What you will do: Rewrite the lines below, replacing "bbox" with "bounding box" and leaving everything else unchanged. Leave out the pictures.

Region boundary data:

+++++

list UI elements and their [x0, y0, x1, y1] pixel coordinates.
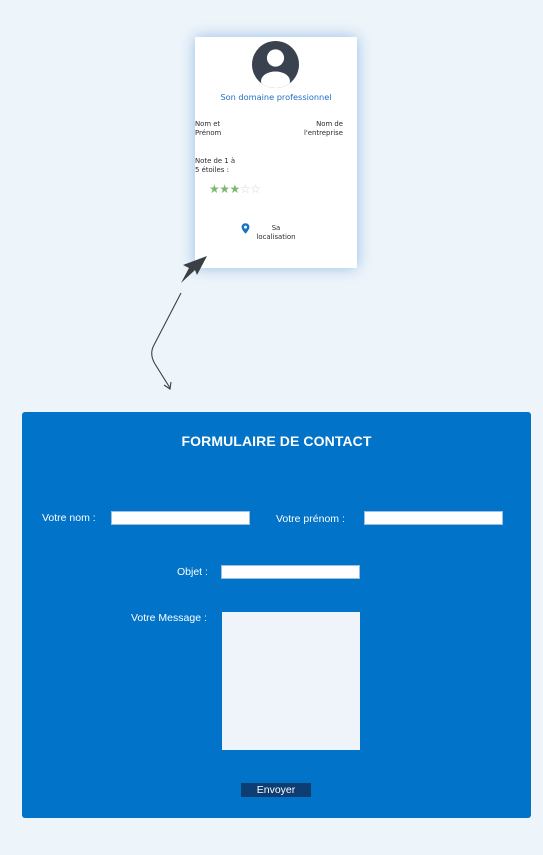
last-name-label: Votre nom :	[42, 512, 96, 524]
message-label: Votre Message :	[131, 612, 207, 624]
connector-arrow	[151, 256, 207, 390]
arrow-line	[151, 292, 182, 389]
contact-form: FORMULAIRE DE CONTACT Votre nom : Votre …	[22, 412, 531, 818]
first-name-input[interactable]	[364, 511, 503, 525]
subject-label: Objet :	[177, 566, 208, 578]
arrow-head-icon	[181, 256, 207, 283]
last-name-input[interactable]	[111, 511, 250, 525]
first-name-label: Votre prénom :	[276, 513, 345, 525]
form-title: FORMULAIRE DE CONTACT	[181, 433, 372, 449]
send-button[interactable]: Envoyer	[241, 783, 311, 797]
message-textarea[interactable]	[222, 612, 360, 750]
subject-input[interactable]	[221, 565, 360, 579]
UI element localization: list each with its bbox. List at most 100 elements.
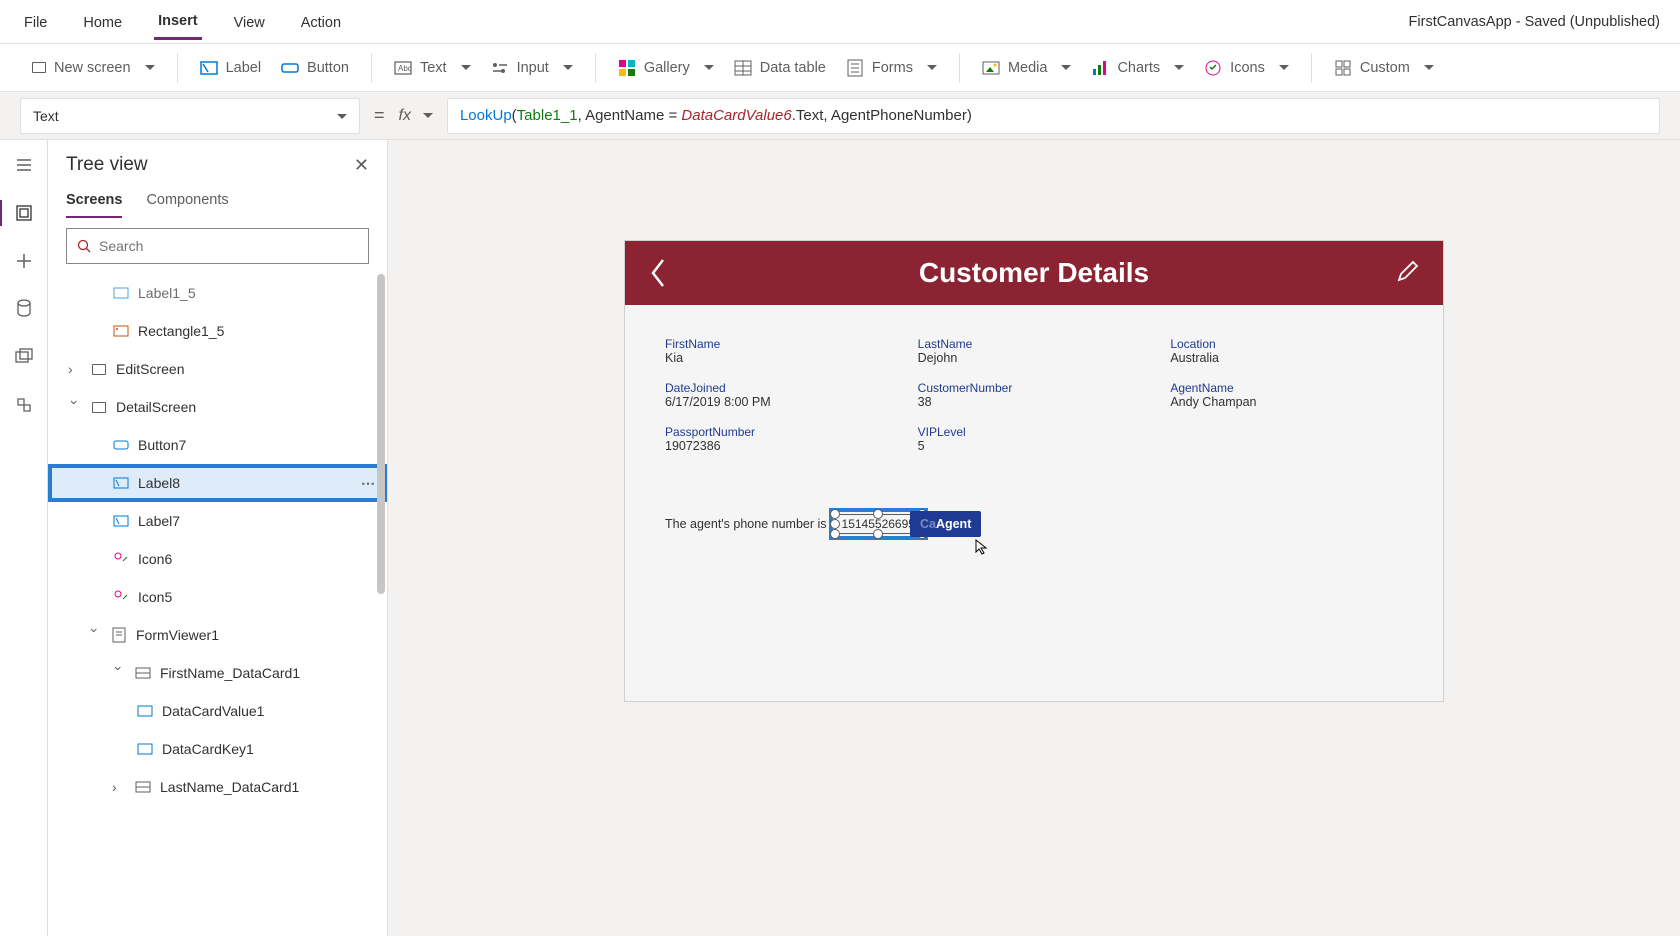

+++++

Exercise answer:
list UI elements and their [x0, y0, x1, y1] pixel coordinates.
last-name-label: Votre nom :	[42, 512, 96, 524]
message-label: Votre Message :	[131, 612, 207, 624]
connector-arrow	[151, 256, 207, 390]
arrow-line	[151, 292, 182, 389]
contact-form: FORMULAIRE DE CONTACT Votre nom : Votre …	[22, 412, 531, 818]
first-name-input[interactable]	[364, 511, 503, 525]
subject-label: Objet :	[177, 566, 208, 578]
arrow-head-icon	[181, 256, 207, 283]
last-name-input[interactable]	[111, 511, 250, 525]
first-name-label: Votre prénom :	[276, 513, 345, 525]
form-title: FORMULAIRE DE CONTACT	[181, 433, 372, 449]
send-button[interactable]: Envoyer	[241, 783, 311, 797]
message-textarea[interactable]	[222, 612, 360, 750]
subject-input[interactable]	[221, 565, 360, 579]
UI element localization: list each with its bounding box. List at most 100 elements.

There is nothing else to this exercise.